>> START Data rows
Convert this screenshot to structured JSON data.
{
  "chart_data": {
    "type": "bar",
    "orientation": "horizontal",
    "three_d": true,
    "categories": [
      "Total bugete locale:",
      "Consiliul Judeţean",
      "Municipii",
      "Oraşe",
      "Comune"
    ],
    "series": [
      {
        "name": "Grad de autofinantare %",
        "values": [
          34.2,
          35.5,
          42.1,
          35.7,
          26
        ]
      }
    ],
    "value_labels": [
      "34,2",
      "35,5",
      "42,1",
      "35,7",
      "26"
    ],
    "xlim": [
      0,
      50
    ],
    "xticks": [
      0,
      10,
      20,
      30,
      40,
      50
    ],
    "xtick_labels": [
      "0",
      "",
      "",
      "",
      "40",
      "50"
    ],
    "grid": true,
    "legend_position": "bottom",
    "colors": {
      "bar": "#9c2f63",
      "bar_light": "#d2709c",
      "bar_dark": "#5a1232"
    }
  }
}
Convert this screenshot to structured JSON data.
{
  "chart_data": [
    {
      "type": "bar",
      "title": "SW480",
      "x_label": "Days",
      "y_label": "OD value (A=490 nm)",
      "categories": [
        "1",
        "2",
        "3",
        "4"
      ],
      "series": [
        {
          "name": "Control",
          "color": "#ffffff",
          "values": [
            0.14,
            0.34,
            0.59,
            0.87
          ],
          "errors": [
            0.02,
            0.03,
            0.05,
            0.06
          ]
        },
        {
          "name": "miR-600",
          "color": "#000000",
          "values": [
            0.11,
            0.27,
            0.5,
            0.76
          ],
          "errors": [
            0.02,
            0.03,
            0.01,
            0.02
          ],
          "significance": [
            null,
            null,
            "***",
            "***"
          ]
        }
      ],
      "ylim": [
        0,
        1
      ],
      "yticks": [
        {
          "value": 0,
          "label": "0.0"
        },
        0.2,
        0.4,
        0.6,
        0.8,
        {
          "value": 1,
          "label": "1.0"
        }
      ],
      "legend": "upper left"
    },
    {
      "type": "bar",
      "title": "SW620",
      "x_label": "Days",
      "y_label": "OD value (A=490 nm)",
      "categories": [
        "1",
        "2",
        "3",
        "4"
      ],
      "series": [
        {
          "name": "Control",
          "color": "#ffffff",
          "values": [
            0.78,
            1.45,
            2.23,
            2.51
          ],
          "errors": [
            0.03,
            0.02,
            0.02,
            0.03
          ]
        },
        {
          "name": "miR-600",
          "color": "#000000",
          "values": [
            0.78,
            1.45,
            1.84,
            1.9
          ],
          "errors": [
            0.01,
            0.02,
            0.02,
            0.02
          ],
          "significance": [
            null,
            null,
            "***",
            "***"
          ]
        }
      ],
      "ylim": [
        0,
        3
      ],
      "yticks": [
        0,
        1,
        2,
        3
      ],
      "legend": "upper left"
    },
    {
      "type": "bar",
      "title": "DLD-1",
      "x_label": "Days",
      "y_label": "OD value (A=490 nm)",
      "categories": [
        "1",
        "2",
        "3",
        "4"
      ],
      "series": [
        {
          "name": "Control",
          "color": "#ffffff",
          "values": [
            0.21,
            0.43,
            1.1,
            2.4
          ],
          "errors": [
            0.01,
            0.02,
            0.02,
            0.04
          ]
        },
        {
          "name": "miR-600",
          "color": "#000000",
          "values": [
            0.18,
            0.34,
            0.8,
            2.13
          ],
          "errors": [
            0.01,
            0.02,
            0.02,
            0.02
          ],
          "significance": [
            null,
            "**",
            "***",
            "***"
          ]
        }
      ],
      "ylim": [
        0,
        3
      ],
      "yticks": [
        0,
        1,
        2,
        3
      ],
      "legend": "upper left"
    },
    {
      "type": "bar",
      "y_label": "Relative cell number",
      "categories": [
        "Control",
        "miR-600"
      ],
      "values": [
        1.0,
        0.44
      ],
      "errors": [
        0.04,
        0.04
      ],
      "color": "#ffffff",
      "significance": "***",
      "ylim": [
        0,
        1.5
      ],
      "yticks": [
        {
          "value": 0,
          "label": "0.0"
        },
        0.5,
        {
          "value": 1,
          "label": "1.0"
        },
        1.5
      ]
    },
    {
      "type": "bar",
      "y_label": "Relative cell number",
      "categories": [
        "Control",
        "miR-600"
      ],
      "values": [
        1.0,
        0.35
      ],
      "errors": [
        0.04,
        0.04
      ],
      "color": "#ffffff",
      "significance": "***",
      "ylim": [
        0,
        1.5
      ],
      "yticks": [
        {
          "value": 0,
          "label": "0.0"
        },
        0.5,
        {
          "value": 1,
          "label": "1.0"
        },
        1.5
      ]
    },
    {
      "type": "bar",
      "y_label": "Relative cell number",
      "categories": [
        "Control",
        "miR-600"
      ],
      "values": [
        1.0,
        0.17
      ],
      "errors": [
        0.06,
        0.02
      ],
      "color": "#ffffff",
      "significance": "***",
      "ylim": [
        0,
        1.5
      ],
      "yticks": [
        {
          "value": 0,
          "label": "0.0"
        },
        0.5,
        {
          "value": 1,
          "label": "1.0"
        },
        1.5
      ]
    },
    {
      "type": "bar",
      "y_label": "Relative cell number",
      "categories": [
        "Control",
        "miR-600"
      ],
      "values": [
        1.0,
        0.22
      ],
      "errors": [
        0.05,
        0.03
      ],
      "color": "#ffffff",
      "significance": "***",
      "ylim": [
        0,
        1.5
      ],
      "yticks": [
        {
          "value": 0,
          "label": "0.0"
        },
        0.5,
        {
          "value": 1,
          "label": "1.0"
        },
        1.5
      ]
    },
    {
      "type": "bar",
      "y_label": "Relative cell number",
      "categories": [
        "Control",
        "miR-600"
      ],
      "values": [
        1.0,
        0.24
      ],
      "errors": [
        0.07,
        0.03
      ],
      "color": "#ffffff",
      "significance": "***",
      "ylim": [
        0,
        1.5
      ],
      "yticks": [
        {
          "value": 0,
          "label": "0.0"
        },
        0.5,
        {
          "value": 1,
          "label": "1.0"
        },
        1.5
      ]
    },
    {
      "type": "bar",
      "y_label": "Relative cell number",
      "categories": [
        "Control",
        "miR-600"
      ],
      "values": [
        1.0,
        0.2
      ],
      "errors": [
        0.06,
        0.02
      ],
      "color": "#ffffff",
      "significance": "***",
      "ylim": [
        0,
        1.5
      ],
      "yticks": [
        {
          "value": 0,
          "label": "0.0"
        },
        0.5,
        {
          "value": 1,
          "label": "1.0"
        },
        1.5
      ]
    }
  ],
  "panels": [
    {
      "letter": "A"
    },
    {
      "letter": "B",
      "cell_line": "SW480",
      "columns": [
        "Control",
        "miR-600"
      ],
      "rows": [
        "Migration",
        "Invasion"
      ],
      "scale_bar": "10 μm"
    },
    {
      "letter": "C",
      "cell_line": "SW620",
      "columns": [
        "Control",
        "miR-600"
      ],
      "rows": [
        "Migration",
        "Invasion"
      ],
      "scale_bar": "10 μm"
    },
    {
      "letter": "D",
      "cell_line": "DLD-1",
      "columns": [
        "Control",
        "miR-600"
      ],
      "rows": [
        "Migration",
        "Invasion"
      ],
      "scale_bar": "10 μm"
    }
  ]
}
>> END Data rows
* [Aim of the task]: Set down each entry again, unchanged.

* [Result]:
Convert this screenshot to structured JSON data.
{
  "chart_data": {
    "type": "bar",
    "orientation": "horizontal",
    "three_d": true,
    "categories": [
      "Total bugete locale:",
      "Consiliul Judeţean",
      "Municipii",
      "Oraşe",
      "Comune"
    ],
    "series": [
      {
        "name": "Grad de autofinantare %",
        "values": [
          34.2,
          35.5,
          42.1,
          35.7,
          26
        ]
      }
    ],
    "value_labels": [
      "34,2",
      "35,5",
      "42,1",
      "35,7",
      "26"
    ],
    "xlim": [
      0,
      50
    ],
    "xticks": [
      0,
      10,
      20,
      30,
      40,
      50
    ],
    "xtick_labels": [
      "0",
      "",
      "",
      "",
      "40",
      "50"
    ],
    "grid": true,
    "legend_position": "bottom",
    "colors": {
      "bar": "#9c2f63",
      "bar_light": "#d2709c",
      "bar_dark": "#5a1232"
    }
  }
}
Convert this screenshot to structured JSON data.
{
  "chart_data": [
    {
      "type": "bar",
      "title": "SW480",
      "x_label": "Days",
      "y_label": "OD value (A=490 nm)",
      "categories": [
        "1",
        "2",
        "3",
        "4"
      ],
      "series": [
        {
          "name": "Control",
          "color": "#ffffff",
          "values": [
            0.14,
            0.34,
            0.59,
            0.87
          ],
          "errors": [
            0.02,
            0.03,
            0.05,
            0.06
          ]
        },
        {
          "name": "miR-600",
          "color": "#000000",
          "values": [
            0.11,
            0.27,
            0.5,
            0.76
          ],
          "errors": [
            0.02,
            0.03,
            0.01,
            0.02
          ],
          "significance": [
            null,
            null,
            "***",
            "***"
          ]
        }
      ],
      "ylim": [
        0,
        1
      ],
      "yticks": [
        {
          "value": 0,
          "label": "0.0"
        },
        0.2,
        0.4,
        0.6,
        0.8,
        {
          "value": 1,
          "label": "1.0"
        }
      ],
      "legend": "upper left"
    },
    {
      "type": "bar",
      "title": "SW620",
      "x_label": "Days",
      "y_label": "OD value (A=490 nm)",
      "categories": [
        "1",
        "2",
        "3",
        "4"
      ],
      "series": [
        {
          "name": "Control",
          "color": "#ffffff",
          "values": [
            0.78,
            1.45,
            2.23,
            2.51
          ],
          "errors": [
            0.03,
            0.02,
            0.02,
            0.03
          ]
        },
        {
          "name": "miR-600",
          "color": "#000000",
          "values": [
            0.78,
            1.45,
            1.84,
            1.9
          ],
          "errors": [
            0.01,
            0.02,
            0.02,
            0.02
          ],
          "significance": [
            null,
            null,
            "***",
            "***"
          ]
        }
      ],
      "ylim": [
        0,
        3
      ],
      "yticks": [
        0,
        1,
        2,
        3
      ],
      "legend": "upper left"
    },
    {
      "type": "bar",
      "title": "DLD-1",
      "x_label": "Days",
      "y_label": "OD value (A=490 nm)",
      "categories": [
        "1",
        "2",
        "3",
        "4"
      ],
      "series": [
        {
          "name": "Control",
          "color": "#ffffff",
          "values": [
            0.21,
            0.43,
            1.1,
            2.4
          ],
          "errors": [
            0.01,
            0.02,
            0.02,
            0.04
          ]
        },
        {
          "name": "miR-600",
          "color": "#000000",
          "values": [
            0.18,
            0.34,
            0.8,
            2.13
          ],
          "errors": [
            0.01,
            0.02,
            0.02,
            0.02
          ],
          "significance": [
            null,
            "**",
            "***",
            "***"
          ]
        }
      ],
      "ylim": [
        0,
        3
      ],
      "yticks": [
        0,
        1,
        2,
        3
      ],
      "legend": "upper left"
    },
    {
      "type": "bar",
      "y_label": "Relative cell number",
      "categories": [
        "Control",
        "miR-600"
      ],
      "values": [
        1.0,
        0.44
      ],
      "errors": [
        0.04,
        0.04
      ],
      "color": "#ffffff",
      "significance": "***",
      "ylim": [
        0,
        1.5
      ],
      "yticks": [
        {
          "value": 0,
          "label": "0.0"
        },
        0.5,
        {
          "value": 1,
          "label": "1.0"
        },
        1.5
      ]
    },
    {
      "type": "bar",
      "y_label": "Relative cell number",
      "categories": [
        "Control",
        "miR-600"
      ],
      "values": [
        1.0,
        0.35
      ],
      "errors": [
        0.04,
        0.04
      ],
      "color": "#ffffff",
      "significance": "***",
      "ylim": [
        0,
        1.5
      ],
      "yticks": [
        {
          "value": 0,
          "label": "0.0"
        },
        0.5,
        {
          "value": 1,
          "label": "1.0"
        },
        1.5
      ]
    },
    {
      "type": "bar",
      "y_label": "Relative cell number",
      "categories": [
        "Control",
        "miR-600"
      ],
      "values": [
        1.0,
        0.17
      ],
      "errors": [
        0.06,
        0.02
      ],
      "color": "#ffffff",
      "significance": "***",
      "ylim": [
        0,
        1.5
      ],
      "yticks": [
        {
          "value": 0,
          "label": "0.0"
        },
        0.5,
        {
          "value": 1,
          "label": "1.0"
        },
        1.5
      ]
    },
    {
      "type": "bar",
      "y_label": "Relative cell number",
      "categories": [
        "Control",
        "miR-600"
      ],
      "values": [
        1.0,
        0.22
      ],
      "errors": [
        0.05,
        0.03
      ],
      "color": "#ffffff",
      "significance": "***",
      "ylim": [
        0,
        1.5
      ],
      "yticks": [
        {
          "value": 0,
          "label": "0.0"
        },
        0.5,
        {
          "value": 1,
          "label": "1.0"
        },
        1.5
      ]
    },
    {
      "type": "bar",
      "y_label": "Relative cell number",
      "categories": [
        "Control",
        "miR-600"
      ],
      "values": [
        1.0,
        0.24
      ],
      "errors": [
        0.07,
        0.03
      ],
      "color": "#ffffff",
      "significance": "***",
      "ylim": [
        0,
        1.5
      ],
      "yticks": [
        {
          "value": 0,
          "label": "0.0"
        },
        0.5,
        {
          "value": 1,
          "label": "1.0"
        },
        1.5
      ]
    },
    {
      "type": "bar",
      "y_label": "Relative cell number",
      "categories": [
        "Control",
        "miR-600"
      ],
      "values": [
        1.0,
        0.2
      ],
      "errors": [
        0.06,
        0.02
      ],
      "color": "#ffffff",
      "significance": "***",
      "ylim": [
        0,
        1.5
      ],
      "yticks": [
        {
          "value": 0,
          "label": "0.0"
        },
        0.5,
        {
          "value": 1,
          "label": "1.0"
        },
        1.5
      ]
    }
  ],
  "panels": [
    {
      "letter": "A"
    },
    {
      "letter": "B",
      "cell_line": "SW480",
      "columns": [
        "Control",
        "miR-600"
      ],
      "rows": [
        "Migration",
        "Invasion"
      ],
      "scale_bar": "10 μm"
    },
    {
      "letter": "C",
      "cell_line": "SW620",
      "columns": [
        "Control",
        "miR-600"
      ],
      "rows": [
        "Migration",
        "Invasion"
      ],
      "scale_bar": "10 μm"
    },
    {
      "letter": "D",
      "cell_line": "DLD-1",
      "columns": [
        "Control",
        "miR-600"
      ],
      "rows": [
        "Migration",
        "Invasion"
      ],
      "scale_bar": "10 μm"
    }
  ]
}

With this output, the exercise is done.